▶ [Exercise objective] All lines in which the word "heading" occurs are to be extracted.

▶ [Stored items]
┄┄┄┄┄┄┄┄┄┄┄┄┄┄┄┄┄┄┄┄
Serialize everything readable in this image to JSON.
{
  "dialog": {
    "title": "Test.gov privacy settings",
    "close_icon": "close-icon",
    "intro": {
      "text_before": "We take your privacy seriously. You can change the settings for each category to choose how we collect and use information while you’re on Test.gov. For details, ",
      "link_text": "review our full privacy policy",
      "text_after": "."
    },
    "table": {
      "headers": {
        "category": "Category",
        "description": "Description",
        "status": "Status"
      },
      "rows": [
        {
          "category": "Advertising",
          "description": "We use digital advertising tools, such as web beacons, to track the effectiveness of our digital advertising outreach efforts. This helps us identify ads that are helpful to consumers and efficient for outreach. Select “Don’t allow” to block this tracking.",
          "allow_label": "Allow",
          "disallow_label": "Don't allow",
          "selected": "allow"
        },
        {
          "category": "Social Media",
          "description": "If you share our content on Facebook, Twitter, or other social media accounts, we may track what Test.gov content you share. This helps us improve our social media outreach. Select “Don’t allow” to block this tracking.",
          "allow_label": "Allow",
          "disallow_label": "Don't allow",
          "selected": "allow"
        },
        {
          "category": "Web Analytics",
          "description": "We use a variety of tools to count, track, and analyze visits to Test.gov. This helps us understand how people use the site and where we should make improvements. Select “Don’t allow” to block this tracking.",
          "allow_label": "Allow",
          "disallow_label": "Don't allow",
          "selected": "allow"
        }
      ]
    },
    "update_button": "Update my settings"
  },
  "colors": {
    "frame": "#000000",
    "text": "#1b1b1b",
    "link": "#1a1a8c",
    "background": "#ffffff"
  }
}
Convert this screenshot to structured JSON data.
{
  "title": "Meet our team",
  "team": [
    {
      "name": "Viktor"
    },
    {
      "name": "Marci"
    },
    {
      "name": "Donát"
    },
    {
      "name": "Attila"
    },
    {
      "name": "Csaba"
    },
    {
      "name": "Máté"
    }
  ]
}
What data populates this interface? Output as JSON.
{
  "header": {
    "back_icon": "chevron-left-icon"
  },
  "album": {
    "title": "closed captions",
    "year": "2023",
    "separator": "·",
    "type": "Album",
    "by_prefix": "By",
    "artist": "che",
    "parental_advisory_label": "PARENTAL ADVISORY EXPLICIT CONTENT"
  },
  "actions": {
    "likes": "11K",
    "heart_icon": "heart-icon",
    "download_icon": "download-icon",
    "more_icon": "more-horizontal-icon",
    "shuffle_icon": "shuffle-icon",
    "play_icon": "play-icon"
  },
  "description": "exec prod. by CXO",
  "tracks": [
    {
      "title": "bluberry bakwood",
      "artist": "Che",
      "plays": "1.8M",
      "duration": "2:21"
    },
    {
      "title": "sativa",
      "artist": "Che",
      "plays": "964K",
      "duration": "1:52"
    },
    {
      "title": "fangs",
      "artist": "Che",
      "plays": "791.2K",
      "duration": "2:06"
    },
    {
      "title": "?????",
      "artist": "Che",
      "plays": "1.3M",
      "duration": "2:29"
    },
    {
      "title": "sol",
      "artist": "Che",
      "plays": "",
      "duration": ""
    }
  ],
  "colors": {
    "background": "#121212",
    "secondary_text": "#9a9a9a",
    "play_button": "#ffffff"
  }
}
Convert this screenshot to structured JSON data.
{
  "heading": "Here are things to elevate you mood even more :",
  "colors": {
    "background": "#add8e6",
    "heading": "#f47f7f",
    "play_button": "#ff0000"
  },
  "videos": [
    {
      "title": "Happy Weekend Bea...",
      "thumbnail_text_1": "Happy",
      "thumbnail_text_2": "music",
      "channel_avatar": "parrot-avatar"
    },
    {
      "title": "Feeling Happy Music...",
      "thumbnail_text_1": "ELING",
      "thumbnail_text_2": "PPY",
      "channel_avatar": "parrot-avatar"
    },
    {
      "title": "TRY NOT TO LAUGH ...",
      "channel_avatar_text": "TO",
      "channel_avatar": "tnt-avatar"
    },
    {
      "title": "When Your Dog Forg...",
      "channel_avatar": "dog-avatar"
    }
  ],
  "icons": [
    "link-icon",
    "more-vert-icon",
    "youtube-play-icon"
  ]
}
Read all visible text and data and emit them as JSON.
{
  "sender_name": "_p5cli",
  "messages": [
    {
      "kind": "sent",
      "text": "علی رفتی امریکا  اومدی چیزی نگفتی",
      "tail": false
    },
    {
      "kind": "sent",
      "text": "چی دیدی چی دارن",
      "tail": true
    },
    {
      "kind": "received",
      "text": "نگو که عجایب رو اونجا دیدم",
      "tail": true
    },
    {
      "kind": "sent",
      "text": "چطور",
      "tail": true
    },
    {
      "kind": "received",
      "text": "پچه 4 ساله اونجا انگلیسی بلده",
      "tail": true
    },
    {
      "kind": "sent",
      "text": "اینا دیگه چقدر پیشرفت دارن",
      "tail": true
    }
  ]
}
┄┄┄┄┄┄┄┄┄┄┄┄┄┄┄┄┄┄┄┄
▶ [Result for this exercise]
  "heading": "Here are things to elevate you mood even more :",
    "heading": "#f47f7f",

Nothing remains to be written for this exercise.